## Directions for this task
Skip all pictures, then print the remaining material exactly.

## Input material
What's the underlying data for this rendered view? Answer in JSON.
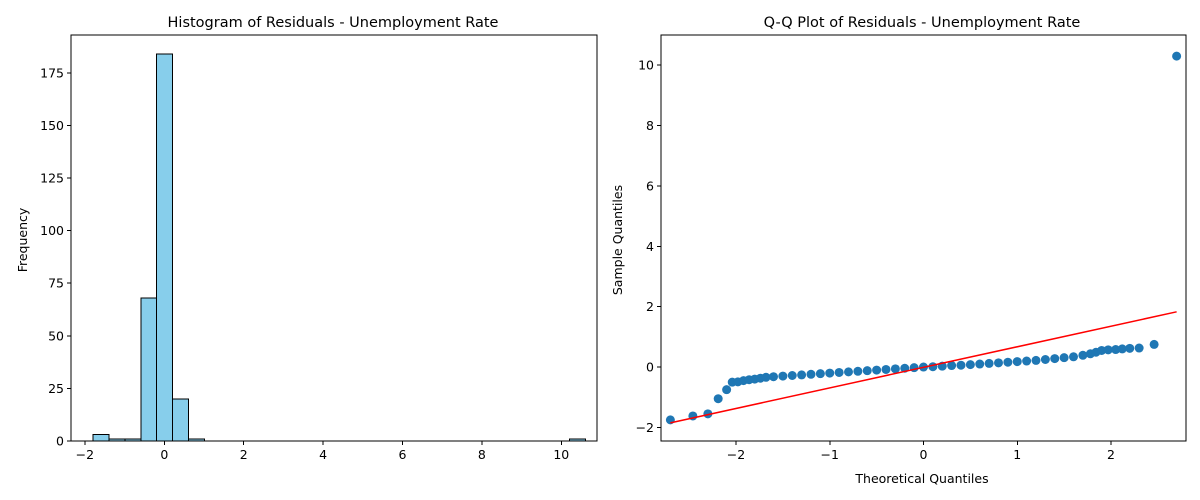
{
  "chart_data": [
    {
      "type": "bar",
      "subtype": "histogram",
      "title": "Histogram of Residuals - Unemployment Rate",
      "xlabel": "",
      "ylabel": "Frequency",
      "xlim": [
        -2.35,
        10.9
      ],
      "ylim": [
        0,
        193
      ],
      "xticks": [
        -2,
        0,
        2,
        4,
        6,
        8,
        10
      ],
      "yticks": [
        0,
        25,
        50,
        75,
        100,
        125,
        150,
        175
      ],
      "grid": false,
      "bar_color": "#87ceeb",
      "edge_color": "#000000",
      "bins": [
        {
          "x0": -1.79,
          "x1": -1.39,
          "count": 3
        },
        {
          "x0": -1.39,
          "x1": -0.99,
          "count": 1
        },
        {
          "x0": -0.99,
          "x1": -0.59,
          "count": 1
        },
        {
          "x0": -0.59,
          "x1": -0.19,
          "count": 68
        },
        {
          "x0": -0.19,
          "x1": 0.21,
          "count": 184
        },
        {
          "x0": 0.21,
          "x1": 0.61,
          "count": 20
        },
        {
          "x0": 0.61,
          "x1": 1.01,
          "count": 1
        },
        {
          "x0": 1.01,
          "x1": 1.41,
          "count": 0
        },
        {
          "x0": 1.41,
          "x1": 1.81,
          "count": 0
        },
        {
          "x0": 1.81,
          "x1": 2.21,
          "count": 0
        },
        {
          "x0": 2.21,
          "x1": 2.61,
          "count": 0
        },
        {
          "x0": 2.61,
          "x1": 3.01,
          "count": 0
        },
        {
          "x0": 3.01,
          "x1": 3.41,
          "count": 0
        },
        {
          "x0": 3.41,
          "x1": 3.81,
          "count": 0
        },
        {
          "x0": 3.81,
          "x1": 4.21,
          "count": 0
        },
        {
          "x0": 4.21,
          "x1": 4.61,
          "count": 0
        },
        {
          "x0": 4.61,
          "x1": 5.01,
          "count": 0
        },
        {
          "x0": 5.01,
          "x1": 5.41,
          "count": 0
        },
        {
          "x0": 5.41,
          "x1": 5.81,
          "count": 0
        },
        {
          "x0": 5.81,
          "x1": 6.21,
          "count": 0
        },
        {
          "x0": 6.21,
          "x1": 6.61,
          "count": 0
        },
        {
          "x0": 6.61,
          "x1": 7.01,
          "count": 0
        },
        {
          "x0": 7.01,
          "x1": 7.41,
          "count": 0
        },
        {
          "x0": 7.41,
          "x1": 7.81,
          "count": 0
        },
        {
          "x0": 7.81,
          "x1": 8.21,
          "count": 0
        },
        {
          "x0": 8.21,
          "x1": 8.61,
          "count": 0
        },
        {
          "x0": 8.61,
          "x1": 9.01,
          "count": 0
        },
        {
          "x0": 9.01,
          "x1": 9.41,
          "count": 0
        },
        {
          "x0": 9.41,
          "x1": 9.81,
          "count": 0
        },
        {
          "x0": 9.81,
          "x1": 10.21,
          "count": 0
        },
        {
          "x0": 10.21,
          "x1": 10.61,
          "count": 1
        }
      ]
    },
    {
      "type": "scatter",
      "subtype": "qq-plot",
      "title": "Q-Q Plot of Residuals - Unemployment Rate",
      "xlabel": "Theoretical Quantiles",
      "ylabel": "Sample Quantiles",
      "xlim": [
        -2.8,
        2.8
      ],
      "ylim": [
        -2.45,
        11.0
      ],
      "xticks": [
        -2,
        -1,
        0,
        1,
        2
      ],
      "yticks": [
        -2,
        0,
        2,
        4,
        6,
        8,
        10
      ],
      "grid": false,
      "marker_color": "#1f77b4",
      "line_color": "#ff0000",
      "reference_line": {
        "x": [
          -2.7,
          2.7
        ],
        "y": [
          -1.85,
          1.83
        ]
      },
      "points": [
        {
          "x": -2.7,
          "y": -1.75
        },
        {
          "x": -2.46,
          "y": -1.62
        },
        {
          "x": -2.3,
          "y": -1.55
        },
        {
          "x": -2.19,
          "y": -1.05
        },
        {
          "x": -2.1,
          "y": -0.75
        },
        {
          "x": -2.04,
          "y": -0.5
        },
        {
          "x": -1.98,
          "y": -0.49
        },
        {
          "x": -1.92,
          "y": -0.45
        },
        {
          "x": -1.86,
          "y": -0.42
        },
        {
          "x": -1.8,
          "y": -0.4
        },
        {
          "x": -1.74,
          "y": -0.37
        },
        {
          "x": -1.68,
          "y": -0.34
        },
        {
          "x": -1.6,
          "y": -0.32
        },
        {
          "x": -1.5,
          "y": -0.3
        },
        {
          "x": -1.4,
          "y": -0.28
        },
        {
          "x": -1.3,
          "y": -0.26
        },
        {
          "x": -1.2,
          "y": -0.24
        },
        {
          "x": -1.1,
          "y": -0.22
        },
        {
          "x": -1.0,
          "y": -0.2
        },
        {
          "x": -0.9,
          "y": -0.18
        },
        {
          "x": -0.8,
          "y": -0.16
        },
        {
          "x": -0.7,
          "y": -0.14
        },
        {
          "x": -0.6,
          "y": -0.12
        },
        {
          "x": -0.5,
          "y": -0.1
        },
        {
          "x": -0.4,
          "y": -0.08
        },
        {
          "x": -0.3,
          "y": -0.06
        },
        {
          "x": -0.2,
          "y": -0.04
        },
        {
          "x": -0.1,
          "y": -0.02
        },
        {
          "x": 0.0,
          "y": 0.0
        },
        {
          "x": 0.1,
          "y": 0.01
        },
        {
          "x": 0.2,
          "y": 0.03
        },
        {
          "x": 0.3,
          "y": 0.05
        },
        {
          "x": 0.4,
          "y": 0.06
        },
        {
          "x": 0.5,
          "y": 0.08
        },
        {
          "x": 0.6,
          "y": 0.1
        },
        {
          "x": 0.7,
          "y": 0.12
        },
        {
          "x": 0.8,
          "y": 0.14
        },
        {
          "x": 0.9,
          "y": 0.16
        },
        {
          "x": 1.0,
          "y": 0.18
        },
        {
          "x": 1.1,
          "y": 0.2
        },
        {
          "x": 1.2,
          "y": 0.22
        },
        {
          "x": 1.3,
          "y": 0.25
        },
        {
          "x": 1.4,
          "y": 0.28
        },
        {
          "x": 1.5,
          "y": 0.31
        },
        {
          "x": 1.6,
          "y": 0.34
        },
        {
          "x": 1.7,
          "y": 0.39
        },
        {
          "x": 1.78,
          "y": 0.44
        },
        {
          "x": 1.84,
          "y": 0.49
        },
        {
          "x": 1.9,
          "y": 0.55
        },
        {
          "x": 1.97,
          "y": 0.57
        },
        {
          "x": 2.05,
          "y": 0.58
        },
        {
          "x": 2.12,
          "y": 0.6
        },
        {
          "x": 2.2,
          "y": 0.62
        },
        {
          "x": 2.3,
          "y": 0.63
        },
        {
          "x": 2.46,
          "y": 0.75
        },
        {
          "x": 2.7,
          "y": 10.3
        }
      ]
    }
  ]
}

## Response to this exercise
What's the underlying data for this rendered view? Answer in JSON.
{
  "chart_data": [
    {
      "type": "bar",
      "subtype": "histogram",
      "title": "Histogram of Residuals - Unemployment Rate",
      "xlabel": "",
      "ylabel": "Frequency",
      "xlim": [
        -2.35,
        10.9
      ],
      "ylim": [
        0,
        193
      ],
      "xticks": [
        -2,
        0,
        2,
        4,
        6,
        8,
        10
      ],
      "yticks": [
        0,
        25,
        50,
        75,
        100,
        125,
        150,
        175
      ],
      "grid": false,
      "bar_color": "#87ceeb",
      "edge_color": "#000000",
      "bins": [
        {
          "x0": -1.79,
          "x1": -1.39,
          "count": 3
        },
        {
          "x0": -1.39,
          "x1": -0.99,
          "count": 1
        },
        {
          "x0": -0.99,
          "x1": -0.59,
          "count": 1
        },
        {
          "x0": -0.59,
          "x1": -0.19,
          "count": 68
        },
        {
          "x0": -0.19,
          "x1": 0.21,
          "count": 184
        },
        {
          "x0": 0.21,
          "x1": 0.61,
          "count": 20
        },
        {
          "x0": 0.61,
          "x1": 1.01,
          "count": 1
        },
        {
          "x0": 1.01,
          "x1": 1.41,
          "count": 0
        },
        {
          "x0": 1.41,
          "x1": 1.81,
          "count": 0
        },
        {
          "x0": 1.81,
          "x1": 2.21,
          "count": 0
        },
        {
          "x0": 2.21,
          "x1": 2.61,
          "count": 0
        },
        {
          "x0": 2.61,
          "x1": 3.01,
          "count": 0
        },
        {
          "x0": 3.01,
          "x1": 3.41,
          "count": 0
        },
        {
          "x0": 3.41,
          "x1": 3.81,
          "count": 0
        },
        {
          "x0": 3.81,
          "x1": 4.21,
          "count": 0
        },
        {
          "x0": 4.21,
          "x1": 4.61,
          "count": 0
        },
        {
          "x0": 4.61,
          "x1": 5.01,
          "count": 0
        },
        {
          "x0": 5.01,
          "x1": 5.41,
          "count": 0
        },
        {
          "x0": 5.41,
          "x1": 5.81,
          "count": 0
        },
        {
          "x0": 5.81,
          "x1": 6.21,
          "count": 0
        },
        {
          "x0": 6.21,
          "x1": 6.61,
          "count": 0
        },
        {
          "x0": 6.61,
          "x1": 7.01,
          "count": 0
        },
        {
          "x0": 7.01,
          "x1": 7.41,
          "count": 0
        },
        {
          "x0": 7.41,
          "x1": 7.81,
          "count": 0
        },
        {
          "x0": 7.81,
          "x1": 8.21,
          "count": 0
        },
        {
          "x0": 8.21,
          "x1": 8.61,
          "count": 0
        },
        {
          "x0": 8.61,
          "x1": 9.01,
          "count": 0
        },
        {
          "x0": 9.01,
          "x1": 9.41,
          "count": 0
        },
        {
          "x0": 9.41,
          "x1": 9.81,
          "count": 0
        },
        {
          "x0": 9.81,
          "x1": 10.21,
          "count": 0
        },
        {
          "x0": 10.21,
          "x1": 10.61,
          "count": 1
        }
      ]
    },
    {
      "type": "scatter",
      "subtype": "qq-plot",
      "title": "Q-Q Plot of Residuals - Unemployment Rate",
      "xlabel": "Theoretical Quantiles",
      "ylabel": "Sample Quantiles",
      "xlim": [
        -2.8,
        2.8
      ],
      "ylim": [
        -2.45,
        11.0
      ],
      "xticks": [
        -2,
        -1,
        0,
        1,
        2
      ],
      "yticks": [
        -2,
        0,
        2,
        4,
        6,
        8,
        10
      ],
      "grid": false,
      "marker_color": "#1f77b4",
      "line_color": "#ff0000",
      "reference_line": {
        "x": [
          -2.7,
          2.7
        ],
        "y": [
          -1.85,
          1.83
        ]
      },
      "points": [
        {
          "x": -2.7,
          "y": -1.75
        },
        {
          "x": -2.46,
          "y": -1.62
        },
        {
          "x": -2.3,
          "y": -1.55
        },
        {
          "x": -2.19,
          "y": -1.05
        },
        {
          "x": -2.1,
          "y": -0.75
        },
        {
          "x": -2.04,
          "y": -0.5
        },
        {
          "x": -1.98,
          "y": -0.49
        },
        {
          "x": -1.92,
          "y": -0.45
        },
        {
          "x": -1.86,
          "y": -0.42
        },
        {
          "x": -1.8,
          "y": -0.4
        },
        {
          "x": -1.74,
          "y": -0.37
        },
        {
          "x": -1.68,
          "y": -0.34
        },
        {
          "x": -1.6,
          "y": -0.32
        },
        {
          "x": -1.5,
          "y": -0.3
        },
        {
          "x": -1.4,
          "y": -0.28
        },
        {
          "x": -1.3,
          "y": -0.26
        },
        {
          "x": -1.2,
          "y": -0.24
        },
        {
          "x": -1.1,
          "y": -0.22
        },
        {
          "x": -1.0,
          "y": -0.2
        },
        {
          "x": -0.9,
          "y": -0.18
        },
        {
          "x": -0.8,
          "y": -0.16
        },
        {
          "x": -0.7,
          "y": -0.14
        },
        {
          "x": -0.6,
          "y": -0.12
        },
        {
          "x": -0.5,
          "y": -0.1
        },
        {
          "x": -0.4,
          "y": -0.08
        },
        {
          "x": -0.3,
          "y": -0.06
        },
        {
          "x": -0.2,
          "y": -0.04
        },
        {
          "x": -0.1,
          "y": -0.02
        },
        {
          "x": 0.0,
          "y": 0.0
        },
        {
          "x": 0.1,
          "y": 0.01
        },
        {
          "x": 0.2,
          "y": 0.03
        },
        {
          "x": 0.3,
          "y": 0.05
        },
        {
          "x": 0.4,
          "y": 0.06
        },
        {
          "x": 0.5,
          "y": 0.08
        },
        {
          "x": 0.6,
          "y": 0.1
        },
        {
          "x": 0.7,
          "y": 0.12
        },
        {
          "x": 0.8,
          "y": 0.14
        },
        {
          "x": 0.9,
          "y": 0.16
        },
        {
          "x": 1.0,
          "y": 0.18
        },
        {
          "x": 1.1,
          "y": 0.2
        },
        {
          "x": 1.2,
          "y": 0.22
        },
        {
          "x": 1.3,
          "y": 0.25
        },
        {
          "x": 1.4,
          "y": 0.28
        },
        {
          "x": 1.5,
          "y": 0.31
        },
        {
          "x": 1.6,
          "y": 0.34
        },
        {
          "x": 1.7,
          "y": 0.39
        },
        {
          "x": 1.78,
          "y": 0.44
        },
        {
          "x": 1.84,
          "y": 0.49
        },
        {
          "x": 1.9,
          "y": 0.55
        },
        {
          "x": 1.97,
          "y": 0.57
        },
        {
          "x": 2.05,
          "y": 0.58
        },
        {
          "x": 2.12,
          "y": 0.6
        },
        {
          "x": 2.2,
          "y": 0.62
        },
        {
          "x": 2.3,
          "y": 0.63
        },
        {
          "x": 2.46,
          "y": 0.75
        },
        {
          "x": 2.7,
          "y": 10.3
        }
      ]
    }
  ]
}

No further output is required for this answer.